What this task involves
Wherever "original" appears in a line, list that line.

[Stored entries]

........

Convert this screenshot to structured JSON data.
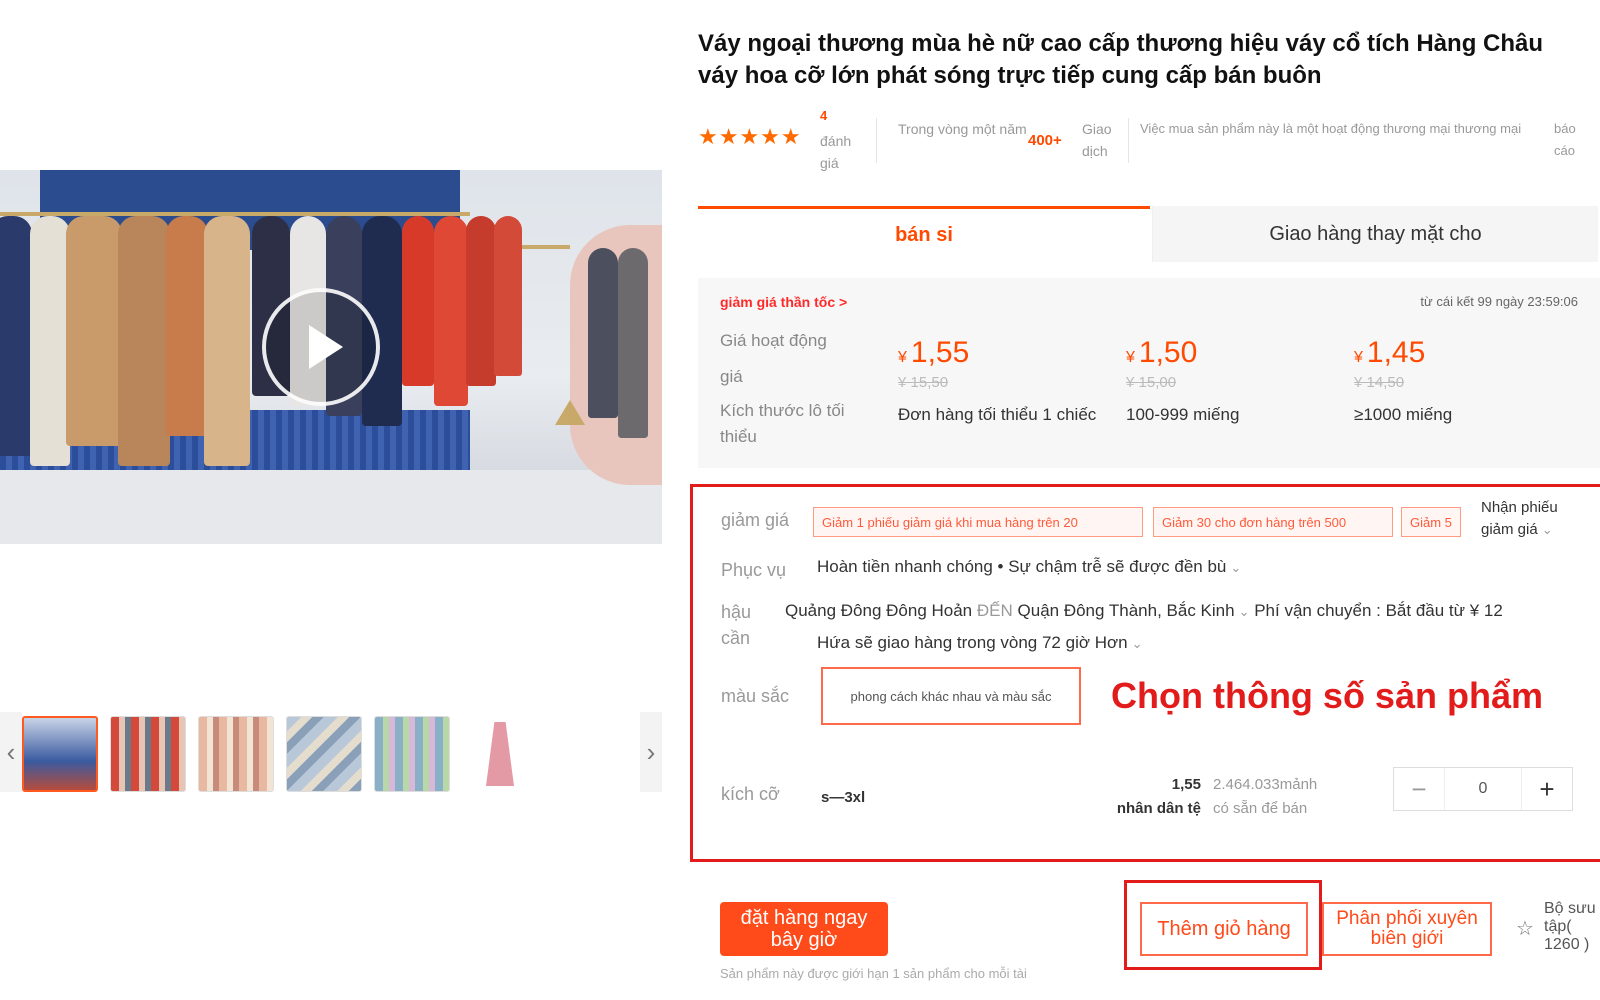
{
  "product": {
    "title": "Váy ngoại thương mùa hè nữ cao cấp thương hiệu váy cổ tích Hàng Châu váy hoa cỡ lớn phát sóng trực tiếp cung cấp bán buôn"
  },
  "rating": {
    "stars": "★★★★★",
    "reviews_count": "4",
    "reviews_label": "đánh giá",
    "within_label": "Trong vòng một năm",
    "transactions_count": "400+",
    "transactions_label": "Giao dịch",
    "commercial_note": "Việc mua sản phẩm này là một hoạt động thương mại thương mại",
    "report_label": "báo cáo"
  },
  "tabs": [
    {
      "label": "bán si",
      "active": true
    },
    {
      "label": "Giao hàng thay mặt cho",
      "active": false
    }
  ],
  "pricing": {
    "flash_sale": "giảm giá thần tốc >",
    "countdown": "từ cái kết 99 ngày 23:59:06",
    "label_activity_price_1": "Giá hoạt động",
    "label_activity_price_2": "giá",
    "label_batch_1": "Kích thước lô tối",
    "label_batch_2": "thiểu",
    "currency": "¥",
    "tiers": [
      {
        "price": "1,55",
        "original": "¥ 15,50",
        "min_qty": "Đơn hàng tối thiểu 1 chiếc"
      },
      {
        "price": "1,50",
        "original": "¥ 15,00",
        "min_qty": "100-999 miếng"
      },
      {
        "price": "1,45",
        "original": "¥ 14,50",
        "min_qty": "≥1000 miếng"
      }
    ]
  },
  "specs": {
    "discount_label": "giảm giá",
    "coupons": [
      "Giảm 1 phiếu giảm giá khi mua hàng trên 20",
      "Giảm 30 cho đơn hàng trên 500",
      "Giảm 5"
    ],
    "get_coupon": "Nhận phiếu giảm giá",
    "service_label": "Phục vụ",
    "service_text": "Hoàn tiền nhanh chóng • Sự chậm trễ sẽ được đền bù",
    "logistics_label_1": "hậu",
    "logistics_label_2": "cần",
    "from_location": "Quảng Đông Đông Hoản",
    "to_word": "ĐẾN",
    "to_location": "Quận Đông Thành, Bắc Kinh",
    "shipping_fee": "Phí vận chuyển : Bắt đầu từ ¥ 12",
    "delivery_promise": "Hứa sẽ giao hàng trong vòng 72 giờ",
    "delivery_more": "Hơn",
    "color_label": "màu sắc",
    "color_option": "phong cách khác nhau và màu sắc",
    "annotation": "Chọn thông số sản phẩm",
    "size_label": "kích cỡ",
    "size_value": "s—3xl",
    "size_price_1": "1,55",
    "size_price_2": "nhân dân tệ",
    "stock_1": "2.464.033mảnh",
    "stock_2": "có sẵn để bán",
    "qty_minus": "−",
    "qty_value": "0",
    "qty_plus": "+"
  },
  "actions": {
    "order_now_1": "đặt hàng ngay",
    "order_now_2": "bây giờ",
    "order_note": "Sản phẩm này được giới hạn 1 sản phẩm cho mỗi tài",
    "add_to_cart": "Thêm giỏ hàng",
    "distribution_1": "Phân phối xuyên",
    "distribution_2": "biên giới",
    "collection_1": "Bộ sưu",
    "collection_2": "tập(",
    "collection_3": "1260 )"
  },
  "gallery": {
    "thumb_icons": [
      "video-thumb",
      "dress-rack",
      "dress-rack",
      "dress-pile",
      "dress-rack",
      "pink-dress"
    ]
  },
  "colors": {
    "accent": "#ff4a00",
    "annotation_red": "#e21b1b"
  }
}
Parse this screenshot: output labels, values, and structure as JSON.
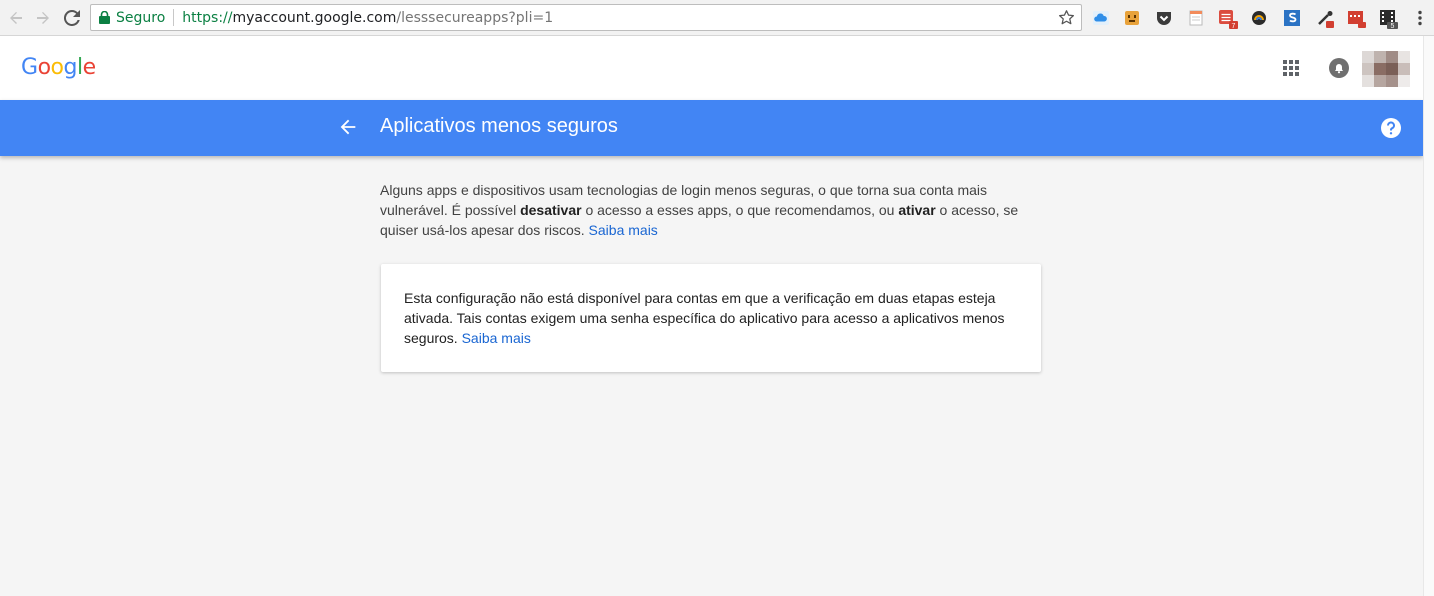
{
  "browser": {
    "secure_label": "Seguro",
    "url_scheme": "https://",
    "url_host": "myaccount.google.com",
    "url_path": "/lesssecureapps?pli=1",
    "extension_icons": [
      "cloud-icon",
      "face-icon",
      "pocket-icon",
      "notes-icon",
      "todoist-icon",
      "rainbow-icon",
      "s-icon",
      "eyedropper-icon",
      "calendar-icon",
      "film-icon",
      "menu-icon"
    ],
    "badge_todoist": "7",
    "badge_film": "5"
  },
  "header": {
    "logo_letters": [
      "G",
      "o",
      "o",
      "g",
      "l",
      "e"
    ],
    "logo_colors": [
      "#4285f4",
      "#ea4335",
      "#fbbc05",
      "#4285f4",
      "#34a853",
      "#ea4335"
    ]
  },
  "title_bar": {
    "title": "Aplicativos menos seguros",
    "color": "#4285f4"
  },
  "intro": {
    "part1": "Alguns apps e dispositivos usam tecnologias de login menos seguras, o que torna sua conta mais vulnerável. É possível ",
    "bold1": "desativar",
    "part2": " o acesso a esses apps, o que recomendamos, ou ",
    "bold2": "ativar",
    "part3": " o acesso, se quiser usá-los apesar dos riscos. ",
    "link": "Saiba mais"
  },
  "card": {
    "text": "Esta configuração não está disponível para contas em que a verificação em duas etapas esteja ativada. Tais contas exigem uma senha específica do aplicativo para acesso a aplicativos menos seguros. ",
    "link": "Saiba mais"
  }
}
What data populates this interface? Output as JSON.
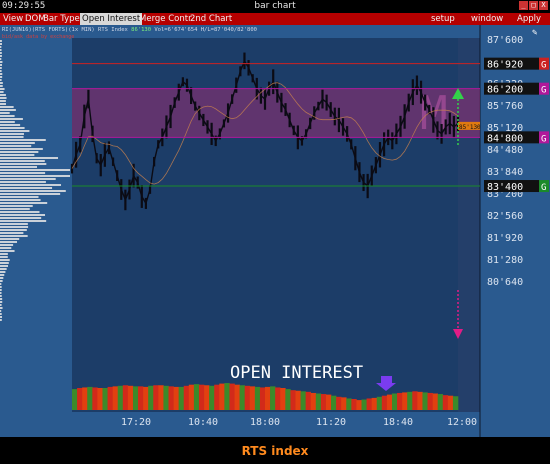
{
  "window": {
    "clock": "09:29:55",
    "title": "bar chart",
    "controls": [
      "_",
      "□",
      "X"
    ]
  },
  "menu": {
    "items": [
      "View",
      "DOM",
      "Bar Type",
      "Open Interest",
      "Merge Contr",
      "2nd Chart"
    ],
    "active": "Open Interest",
    "right_items": [
      "setup",
      "window",
      "Apply"
    ]
  },
  "chart_header": {
    "symbol_info": "RI(JUN16)(RTS FORTS)(1x MIN) RTS Index",
    "price": "86'130",
    "stats": "Vol=6'674'654 H/L=87'040/82'800",
    "sub_info": "bid/ask data by exchange"
  },
  "chart_data": {
    "type": "line",
    "title": "RTS index",
    "annotation": "OPEN INTEREST",
    "y_tick_labels": [
      "87'600",
      "86'960",
      "86'320",
      "85'760",
      "85'120",
      "84'480",
      "83'840",
      "83'200",
      "82'560",
      "81'920",
      "81'280",
      "80'640"
    ],
    "x_tick_labels": [
      "17:20",
      "10:40",
      "18:00",
      "11:20",
      "18:40",
      "12:00"
    ],
    "price_levels": [
      {
        "label": "86'920",
        "marker": "G",
        "color": "#cc2222"
      },
      {
        "label": "86'200",
        "marker": "G",
        "color": "#b0189a"
      },
      {
        "label": "84'800",
        "marker": "G",
        "color": "#b0189a"
      },
      {
        "label": "83'400",
        "marker": "G",
        "color": "#1a8a2a"
      }
    ],
    "current_price_tag": "85'130",
    "y_range": [
      80200,
      87900
    ],
    "price_series": [
      83900,
      84300,
      84600,
      85400,
      85900,
      84900,
      84200,
      84000,
      84300,
      84500,
      84100,
      83700,
      83300,
      83000,
      83300,
      83700,
      83500,
      83100,
      82900,
      83300,
      84100,
      84600,
      84800,
      85100,
      85400,
      85800,
      86100,
      86400,
      86300,
      86000,
      85700,
      85500,
      85300,
      85100,
      84900,
      84700,
      84900,
      85200,
      85500,
      85900,
      86300,
      86700,
      87000,
      86800,
      86500,
      86200,
      86000,
      85900,
      86200,
      86400,
      86100,
      85800,
      85600,
      85300,
      85000,
      84800,
      84700,
      84900,
      85200,
      85500,
      85700,
      85900,
      85800,
      85600,
      85400,
      85300,
      85100,
      84900,
      84600,
      84200,
      83800,
      83500,
      83400,
      83700,
      84000,
      84300,
      84600,
      84800,
      84700,
      84900,
      85100,
      85400,
      85800,
      86100,
      86300,
      86100,
      85800,
      85600,
      85300,
      85000,
      84900,
      85100,
      85200,
      85100,
      85200
    ],
    "oi_series": [
      38,
      40,
      41,
      42,
      41,
      40,
      40,
      42,
      43,
      44,
      45,
      44,
      43,
      43,
      42,
      44,
      45,
      45,
      44,
      43,
      42,
      42,
      44,
      46,
      47,
      46,
      45,
      44,
      46,
      48,
      49,
      48,
      46,
      45,
      44,
      43,
      42,
      41,
      42,
      43,
      41,
      40,
      38,
      36,
      35,
      34,
      33,
      31,
      30,
      29,
      28,
      26,
      24,
      23,
      21,
      20,
      18,
      19,
      21,
      22,
      24,
      26,
      28,
      30,
      31,
      32,
      33,
      34,
      33,
      32,
      31,
      30,
      29,
      27,
      26,
      25
    ]
  },
  "colors": {
    "background": "#2a5a8f",
    "session_shade": "#1c3d68",
    "value_band": "#8a2f72",
    "price_line": "#0b0b14",
    "arrow_up": "#33d14a",
    "arrow_down": "#e21c86"
  }
}
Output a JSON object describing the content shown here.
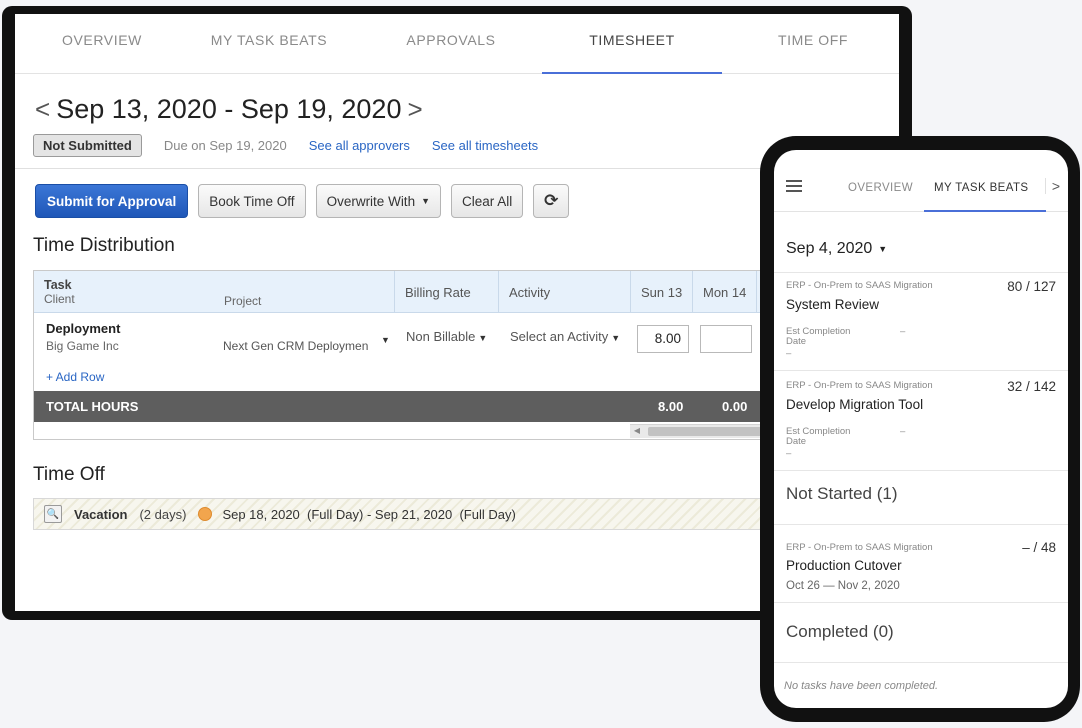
{
  "desktop": {
    "tabs": [
      {
        "label": "OVERVIEW"
      },
      {
        "label": "MY TASK BEATS"
      },
      {
        "label": "APPROVALS"
      },
      {
        "label": "TIMESHEET"
      },
      {
        "label": "TIME OFF"
      }
    ],
    "date_range": "Sep 13, 2020 - Sep 19, 2020",
    "prev_glyph": "<",
    "next_glyph": ">",
    "status": "Not Submitted",
    "due": "Due on Sep 19, 2020",
    "link_approvers": "See all approvers",
    "link_timesheets": "See all timesheets",
    "toolbar": {
      "submit": "Submit for Approval",
      "book_time_off": "Book Time Off",
      "overwrite_with": "Overwrite With",
      "clear_all": "Clear All",
      "refresh_glyph": "⟳"
    },
    "time_distribution_title": "Time Distribution",
    "table": {
      "headers": {
        "task": "Task",
        "client": "Client",
        "project": "Project",
        "billing_rate": "Billing Rate",
        "activity": "Activity",
        "sun": "Sun 13",
        "mon": "Mon 14"
      },
      "row": {
        "task": "Deployment",
        "client": "Big Game Inc",
        "project": "Next Gen CRM Deploymen",
        "billing": "Non Billable",
        "activity": "Select an Activity",
        "sun_value": "8.00",
        "mon_value": ""
      },
      "add_row": "+ Add Row",
      "total_label": "TOTAL HOURS",
      "total_sun": "8.00",
      "total_mon": "0.00"
    },
    "time_off_title": "Time Off",
    "time_off": {
      "type": "Vacation",
      "days": "(2 days)",
      "range": "Sep 18, 2020  (Full Day) - Sep 21, 2020  (Full Day)"
    }
  },
  "phone": {
    "tabs": [
      {
        "label": "OVERVIEW"
      },
      {
        "label": "MY TASK BEATS"
      }
    ],
    "next_glyph": ">",
    "date": "Sep 4, 2020",
    "tasks": [
      {
        "project": "ERP - On-Prem to SAAS Migration",
        "name": "System Review",
        "count": "80 / 127",
        "est_label": "Est Completion",
        "est_label2": "Date",
        "est_value": "–",
        "est_value2": "–"
      },
      {
        "project": "ERP - On-Prem to SAAS Migration",
        "name": "Develop Migration Tool",
        "count": "32 / 142",
        "est_label": "Est Completion",
        "est_label2": "Date",
        "est_value": "–",
        "est_value2": "–"
      }
    ],
    "not_started_title": "Not Started (1)",
    "not_started_task": {
      "project": "ERP - On-Prem to SAAS Migration",
      "name": "Production Cutover",
      "count": "– / 48",
      "dates": "Oct 26 — Nov 2, 2020"
    },
    "completed_title": "Completed (0)",
    "completed_empty": "No tasks have been completed."
  },
  "colors": {
    "accent": "#4a6fd8",
    "primary_button": "#2a62c6",
    "link": "#2a66c4",
    "total_bar": "#5e5e5e",
    "header_bg": "#e7f1fb"
  }
}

........

Written response
        "original": "¥ 15,50",
        "original": "¥ 15,00",
        "original": "¥ 14,50",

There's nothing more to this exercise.